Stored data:
####
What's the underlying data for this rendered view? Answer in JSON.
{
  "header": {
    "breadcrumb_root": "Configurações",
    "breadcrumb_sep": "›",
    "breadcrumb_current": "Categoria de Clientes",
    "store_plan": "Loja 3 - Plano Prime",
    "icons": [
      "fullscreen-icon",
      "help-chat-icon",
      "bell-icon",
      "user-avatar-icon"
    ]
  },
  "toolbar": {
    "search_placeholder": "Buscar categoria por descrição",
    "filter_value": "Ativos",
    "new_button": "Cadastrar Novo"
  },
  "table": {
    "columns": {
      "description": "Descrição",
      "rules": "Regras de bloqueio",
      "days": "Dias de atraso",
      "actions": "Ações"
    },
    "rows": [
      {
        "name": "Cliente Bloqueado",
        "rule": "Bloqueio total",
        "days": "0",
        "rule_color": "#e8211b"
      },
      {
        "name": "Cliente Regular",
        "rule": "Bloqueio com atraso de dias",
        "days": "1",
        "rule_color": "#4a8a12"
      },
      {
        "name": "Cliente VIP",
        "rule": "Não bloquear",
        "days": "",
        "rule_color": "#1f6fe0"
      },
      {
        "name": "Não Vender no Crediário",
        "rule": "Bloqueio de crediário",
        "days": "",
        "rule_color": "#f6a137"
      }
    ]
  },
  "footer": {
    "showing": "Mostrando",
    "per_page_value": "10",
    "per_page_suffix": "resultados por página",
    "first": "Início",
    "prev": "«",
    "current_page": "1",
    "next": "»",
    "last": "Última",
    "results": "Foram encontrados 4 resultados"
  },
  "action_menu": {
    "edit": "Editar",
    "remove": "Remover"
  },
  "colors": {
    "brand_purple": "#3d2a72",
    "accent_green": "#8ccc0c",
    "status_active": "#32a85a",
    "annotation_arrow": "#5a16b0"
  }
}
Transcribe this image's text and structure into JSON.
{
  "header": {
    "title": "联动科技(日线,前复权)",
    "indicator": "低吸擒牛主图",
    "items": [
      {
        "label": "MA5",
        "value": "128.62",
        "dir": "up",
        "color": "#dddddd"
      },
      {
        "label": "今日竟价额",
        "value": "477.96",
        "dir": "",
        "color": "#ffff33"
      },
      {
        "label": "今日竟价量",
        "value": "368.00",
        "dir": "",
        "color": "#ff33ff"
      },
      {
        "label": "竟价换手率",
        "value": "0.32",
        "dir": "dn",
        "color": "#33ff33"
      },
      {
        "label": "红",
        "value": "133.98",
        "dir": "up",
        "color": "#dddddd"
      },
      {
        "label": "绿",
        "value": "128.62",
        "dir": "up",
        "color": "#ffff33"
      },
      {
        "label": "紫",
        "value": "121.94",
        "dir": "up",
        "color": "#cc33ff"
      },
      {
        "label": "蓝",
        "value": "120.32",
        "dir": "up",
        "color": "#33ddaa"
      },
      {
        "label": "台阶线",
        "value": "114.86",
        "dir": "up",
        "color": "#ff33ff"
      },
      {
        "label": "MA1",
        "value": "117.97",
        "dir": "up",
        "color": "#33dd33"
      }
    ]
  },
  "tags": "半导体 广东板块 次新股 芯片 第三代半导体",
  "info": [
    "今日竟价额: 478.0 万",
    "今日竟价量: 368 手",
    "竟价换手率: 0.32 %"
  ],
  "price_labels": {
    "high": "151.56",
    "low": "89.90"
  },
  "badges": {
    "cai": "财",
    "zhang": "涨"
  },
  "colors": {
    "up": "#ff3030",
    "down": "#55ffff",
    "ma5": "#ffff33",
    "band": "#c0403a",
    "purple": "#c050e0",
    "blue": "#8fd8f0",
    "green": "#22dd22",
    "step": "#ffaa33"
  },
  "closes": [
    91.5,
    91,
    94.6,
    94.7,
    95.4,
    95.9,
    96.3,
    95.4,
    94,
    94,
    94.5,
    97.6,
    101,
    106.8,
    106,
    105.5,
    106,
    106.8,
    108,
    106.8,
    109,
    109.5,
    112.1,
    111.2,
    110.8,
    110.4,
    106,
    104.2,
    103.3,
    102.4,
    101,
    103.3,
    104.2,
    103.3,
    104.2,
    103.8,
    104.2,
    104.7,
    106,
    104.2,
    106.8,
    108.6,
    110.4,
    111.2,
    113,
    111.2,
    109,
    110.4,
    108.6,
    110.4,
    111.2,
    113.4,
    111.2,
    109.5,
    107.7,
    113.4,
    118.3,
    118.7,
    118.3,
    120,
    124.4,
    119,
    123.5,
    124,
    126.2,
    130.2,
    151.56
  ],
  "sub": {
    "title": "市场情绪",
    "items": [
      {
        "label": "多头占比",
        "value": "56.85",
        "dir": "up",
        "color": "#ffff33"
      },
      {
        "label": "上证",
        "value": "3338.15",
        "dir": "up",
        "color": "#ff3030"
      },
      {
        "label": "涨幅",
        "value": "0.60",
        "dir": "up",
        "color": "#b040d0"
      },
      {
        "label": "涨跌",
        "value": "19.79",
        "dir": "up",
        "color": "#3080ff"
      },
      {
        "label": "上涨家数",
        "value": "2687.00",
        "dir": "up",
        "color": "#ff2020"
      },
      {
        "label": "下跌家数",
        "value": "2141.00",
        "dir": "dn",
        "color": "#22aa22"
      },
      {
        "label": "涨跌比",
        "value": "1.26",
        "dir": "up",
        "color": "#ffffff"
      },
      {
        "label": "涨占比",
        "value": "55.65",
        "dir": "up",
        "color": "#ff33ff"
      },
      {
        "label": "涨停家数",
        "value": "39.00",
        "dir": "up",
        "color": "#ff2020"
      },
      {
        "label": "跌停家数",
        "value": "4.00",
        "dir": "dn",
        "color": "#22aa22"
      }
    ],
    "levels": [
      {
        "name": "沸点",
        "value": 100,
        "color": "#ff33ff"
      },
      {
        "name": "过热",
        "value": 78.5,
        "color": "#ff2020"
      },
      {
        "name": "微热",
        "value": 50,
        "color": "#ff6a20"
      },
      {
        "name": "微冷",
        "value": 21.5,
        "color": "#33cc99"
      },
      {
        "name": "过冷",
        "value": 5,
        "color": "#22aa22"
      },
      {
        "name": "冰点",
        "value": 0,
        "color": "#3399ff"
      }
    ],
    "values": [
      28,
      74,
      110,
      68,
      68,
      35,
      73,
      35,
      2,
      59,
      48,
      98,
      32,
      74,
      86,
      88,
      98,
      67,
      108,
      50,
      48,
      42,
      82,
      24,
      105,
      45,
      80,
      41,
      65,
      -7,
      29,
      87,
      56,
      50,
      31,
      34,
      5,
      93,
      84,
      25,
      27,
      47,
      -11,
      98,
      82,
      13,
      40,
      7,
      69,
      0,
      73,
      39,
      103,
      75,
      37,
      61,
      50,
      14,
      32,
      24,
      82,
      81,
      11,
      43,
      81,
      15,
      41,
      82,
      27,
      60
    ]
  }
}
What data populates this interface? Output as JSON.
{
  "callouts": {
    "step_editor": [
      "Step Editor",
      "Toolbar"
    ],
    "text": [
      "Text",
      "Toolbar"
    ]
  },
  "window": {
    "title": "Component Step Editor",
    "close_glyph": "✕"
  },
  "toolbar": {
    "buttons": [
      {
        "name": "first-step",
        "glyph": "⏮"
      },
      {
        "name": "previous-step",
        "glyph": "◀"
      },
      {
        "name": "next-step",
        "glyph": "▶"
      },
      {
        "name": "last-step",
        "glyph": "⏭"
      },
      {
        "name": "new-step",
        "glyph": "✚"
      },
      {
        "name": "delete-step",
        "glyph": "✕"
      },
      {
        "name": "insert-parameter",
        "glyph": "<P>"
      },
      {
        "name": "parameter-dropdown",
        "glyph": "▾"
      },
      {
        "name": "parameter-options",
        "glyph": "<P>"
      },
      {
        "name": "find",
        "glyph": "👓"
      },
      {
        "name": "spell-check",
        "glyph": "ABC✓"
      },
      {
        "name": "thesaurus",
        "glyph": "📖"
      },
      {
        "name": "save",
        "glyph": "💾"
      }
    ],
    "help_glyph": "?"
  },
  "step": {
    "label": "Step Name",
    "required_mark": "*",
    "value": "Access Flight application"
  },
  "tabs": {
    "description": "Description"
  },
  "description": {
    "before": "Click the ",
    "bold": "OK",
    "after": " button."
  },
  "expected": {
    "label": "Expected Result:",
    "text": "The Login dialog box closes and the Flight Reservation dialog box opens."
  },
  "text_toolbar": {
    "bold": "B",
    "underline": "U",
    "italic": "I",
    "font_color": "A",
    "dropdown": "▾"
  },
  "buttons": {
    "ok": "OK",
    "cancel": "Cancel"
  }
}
####
◆ To be done ◆
Find the lines holding "this" and list every one.

◆ Correct result ◆
What's the underlying data for this rendered view? Answer in JSON.
Transcribe this image's text and structure into JSON.
What data populates this interface? Output as JSON.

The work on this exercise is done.